## start INFORMATION PROVIDED
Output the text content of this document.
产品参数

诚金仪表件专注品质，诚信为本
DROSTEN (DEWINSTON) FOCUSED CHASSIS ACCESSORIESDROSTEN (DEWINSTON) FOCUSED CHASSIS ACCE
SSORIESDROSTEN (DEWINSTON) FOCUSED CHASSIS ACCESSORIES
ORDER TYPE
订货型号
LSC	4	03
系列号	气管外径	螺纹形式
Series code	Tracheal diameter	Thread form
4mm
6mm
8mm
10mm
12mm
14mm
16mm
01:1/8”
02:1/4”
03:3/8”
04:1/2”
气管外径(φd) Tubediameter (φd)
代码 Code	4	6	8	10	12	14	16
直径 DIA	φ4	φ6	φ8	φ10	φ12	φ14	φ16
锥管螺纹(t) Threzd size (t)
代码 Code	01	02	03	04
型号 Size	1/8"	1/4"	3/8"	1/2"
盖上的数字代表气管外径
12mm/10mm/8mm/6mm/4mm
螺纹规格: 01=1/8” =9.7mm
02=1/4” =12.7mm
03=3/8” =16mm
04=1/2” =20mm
## end INFORMATION PROVIDED
YOUR GOAL
Each line of the material should be duplicated exactly, please.

ANSWER TO THIS EXERCISE
Output the text content of this document.
产品参数

诚金仪表件专注品质，诚信为本
DROSTEN (DEWINSTON) FOCUSED CHASSIS ACCESSORIESDROSTEN (DEWINSTON) FOCUSED CHASSIS ACCE
SSORIESDROSTEN (DEWINSTON) FOCUSED CHASSIS ACCESSORIES
ORDER TYPE
订货型号
LSC	4	03
系列号	气管外径	螺纹形式
Series code	Tracheal diameter	Thread form
4mm
6mm
8mm
10mm
12mm
14mm
16mm
01:1/8”
02:1/4”
03:3/8”
04:1/2”
气管外径(φd) Tubediameter (φd)
代码 Code	4	6	8	10	12	14	16
直径 DIA	φ4	φ6	φ8	φ10	φ12	φ14	φ16
锥管螺纹(t) Threzd size (t)
代码 Code	01	02	03	04
型号 Size	1/8"	1/4"	3/8"	1/2"
盖上的数字代表气管外径
12mm/10mm/8mm/6mm/4mm
螺纹规格: 01=1/8” =9.7mm
02=1/4” =12.7mm
03=3/8” =16mm
04=1/2” =20mm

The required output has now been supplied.